*Written problem*:
Your task is to transcribe the data in full.

════════

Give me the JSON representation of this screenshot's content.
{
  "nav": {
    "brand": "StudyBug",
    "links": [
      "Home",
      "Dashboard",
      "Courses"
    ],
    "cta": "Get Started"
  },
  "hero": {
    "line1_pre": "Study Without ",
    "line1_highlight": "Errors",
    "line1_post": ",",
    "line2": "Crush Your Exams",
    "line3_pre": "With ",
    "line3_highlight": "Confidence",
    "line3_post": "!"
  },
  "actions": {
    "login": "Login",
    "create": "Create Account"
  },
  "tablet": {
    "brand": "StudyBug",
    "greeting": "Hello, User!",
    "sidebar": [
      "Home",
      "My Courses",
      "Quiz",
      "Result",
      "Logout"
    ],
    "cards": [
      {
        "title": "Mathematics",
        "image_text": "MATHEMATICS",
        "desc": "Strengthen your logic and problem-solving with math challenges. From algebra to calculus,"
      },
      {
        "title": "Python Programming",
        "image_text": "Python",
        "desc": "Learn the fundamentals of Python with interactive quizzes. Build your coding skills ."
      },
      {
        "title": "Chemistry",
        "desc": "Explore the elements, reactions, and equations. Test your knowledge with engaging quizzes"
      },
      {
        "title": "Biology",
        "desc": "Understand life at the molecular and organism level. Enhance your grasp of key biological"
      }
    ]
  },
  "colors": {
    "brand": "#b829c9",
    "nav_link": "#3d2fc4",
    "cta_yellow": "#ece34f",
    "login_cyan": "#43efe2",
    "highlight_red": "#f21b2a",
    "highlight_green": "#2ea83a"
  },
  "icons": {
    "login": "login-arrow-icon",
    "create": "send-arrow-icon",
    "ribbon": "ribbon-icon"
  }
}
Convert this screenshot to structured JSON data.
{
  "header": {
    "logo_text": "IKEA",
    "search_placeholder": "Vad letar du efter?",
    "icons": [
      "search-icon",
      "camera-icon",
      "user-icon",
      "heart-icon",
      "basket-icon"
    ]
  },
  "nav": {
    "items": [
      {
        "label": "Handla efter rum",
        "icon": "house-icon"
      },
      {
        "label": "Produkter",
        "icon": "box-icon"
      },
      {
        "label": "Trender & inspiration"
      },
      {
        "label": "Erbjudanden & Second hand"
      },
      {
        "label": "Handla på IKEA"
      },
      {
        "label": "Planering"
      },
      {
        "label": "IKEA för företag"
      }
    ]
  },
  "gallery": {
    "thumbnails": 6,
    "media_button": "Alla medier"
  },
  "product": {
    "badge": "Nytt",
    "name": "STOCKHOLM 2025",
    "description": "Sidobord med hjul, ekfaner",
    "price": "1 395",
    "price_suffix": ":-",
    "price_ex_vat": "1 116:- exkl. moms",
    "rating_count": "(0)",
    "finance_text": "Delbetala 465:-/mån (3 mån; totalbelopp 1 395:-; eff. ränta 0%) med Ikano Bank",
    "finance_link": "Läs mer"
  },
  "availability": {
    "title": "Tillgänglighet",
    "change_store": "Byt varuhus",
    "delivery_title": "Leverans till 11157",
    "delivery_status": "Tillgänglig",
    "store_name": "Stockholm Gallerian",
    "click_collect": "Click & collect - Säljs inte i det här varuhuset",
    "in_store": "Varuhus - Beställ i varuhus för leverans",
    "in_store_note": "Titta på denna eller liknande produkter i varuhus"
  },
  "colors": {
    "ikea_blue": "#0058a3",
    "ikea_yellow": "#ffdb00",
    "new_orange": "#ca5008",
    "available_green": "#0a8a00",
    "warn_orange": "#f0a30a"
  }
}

════════

*Answer for this exercise*:
Give me the JSON representation of this screenshot's content.
{
  "nav": {
    "brand": "StudyBug",
    "links": [
      "Home",
      "Dashboard",
      "Courses"
    ],
    "cta": "Get Started"
  },
  "hero": {
    "line1_pre": "Study Without ",
    "line1_highlight": "Errors",
    "line1_post": ",",
    "line2": "Crush Your Exams",
    "line3_pre": "With ",
    "line3_highlight": "Confidence",
    "line3_post": "!"
  },
  "actions": {
    "login": "Login",
    "create": "Create Account"
  },
  "tablet": {
    "brand": "StudyBug",
    "greeting": "Hello, User!",
    "sidebar": [
      "Home",
      "My Courses",
      "Quiz",
      "Result",
      "Logout"
    ],
    "cards": [
      {
        "title": "Mathematics",
        "image_text": "MATHEMATICS",
        "desc": "Strengthen your logic and problem-solving with math challenges. From algebra to calculus,"
      },
      {
        "title": "Python Programming",
        "image_text": "Python",
        "desc": "Learn the fundamentals of Python with interactive quizzes. Build your coding skills ."
      },
      {
        "title": "Chemistry",
        "desc": "Explore the elements, reactions, and equations. Test your knowledge with engaging quizzes"
      },
      {
        "title": "Biology",
        "desc": "Understand life at the molecular and organism level. Enhance your grasp of key biological"
      }
    ]
  },
  "colors": {
    "brand": "#b829c9",
    "nav_link": "#3d2fc4",
    "cta_yellow": "#ece34f",
    "login_cyan": "#43efe2",
    "highlight_red": "#f21b2a",
    "highlight_green": "#2ea83a"
  },
  "icons": {
    "login": "login-arrow-icon",
    "create": "send-arrow-icon",
    "ribbon": "ribbon-icon"
  }
}
Convert this screenshot to structured JSON data.
{
  "header": {
    "logo_text": "IKEA",
    "search_placeholder": "Vad letar du efter?",
    "icons": [
      "search-icon",
      "camera-icon",
      "user-icon",
      "heart-icon",
      "basket-icon"
    ]
  },
  "nav": {
    "items": [
      {
        "label": "Handla efter rum",
        "icon": "house-icon"
      },
      {
        "label": "Produkter",
        "icon": "box-icon"
      },
      {
        "label": "Trender & inspiration"
      },
      {
        "label": "Erbjudanden & Second hand"
      },
      {
        "label": "Handla på IKEA"
      },
      {
        "label": "Planering"
      },
      {
        "label": "IKEA för företag"
      }
    ]
  },
  "gallery": {
    "thumbnails": 6,
    "media_button": "Alla medier"
  },
  "product": {
    "badge": "Nytt",
    "name": "STOCKHOLM 2025",
    "description": "Sidobord med hjul, ekfaner",
    "price": "1 395",
    "price_suffix": ":-",
    "price_ex_vat": "1 116:- exkl. moms",
    "rating_count": "(0)",
    "finance_text": "Delbetala 465:-/mån (3 mån; totalbelopp 1 395:-; eff. ränta 0%) med Ikano Bank",
    "finance_link": "Läs mer"
  },
  "availability": {
    "title": "Tillgänglighet",
    "change_store": "Byt varuhus",
    "delivery_title": "Leverans till 11157",
    "delivery_status": "Tillgänglig",
    "store_name": "Stockholm Gallerian",
    "click_collect": "Click & collect - Säljs inte i det här varuhuset",
    "in_store": "Varuhus - Beställ i varuhus för leverans",
    "in_store_note": "Titta på denna eller liknande produkter i varuhus"
  },
  "colors": {
    "ikea_blue": "#0058a3",
    "ikea_yellow": "#ffdb00",
    "new_orange": "#ca5008",
    "available_green": "#0a8a00",
    "warn_orange": "#f0a30a"
  }
}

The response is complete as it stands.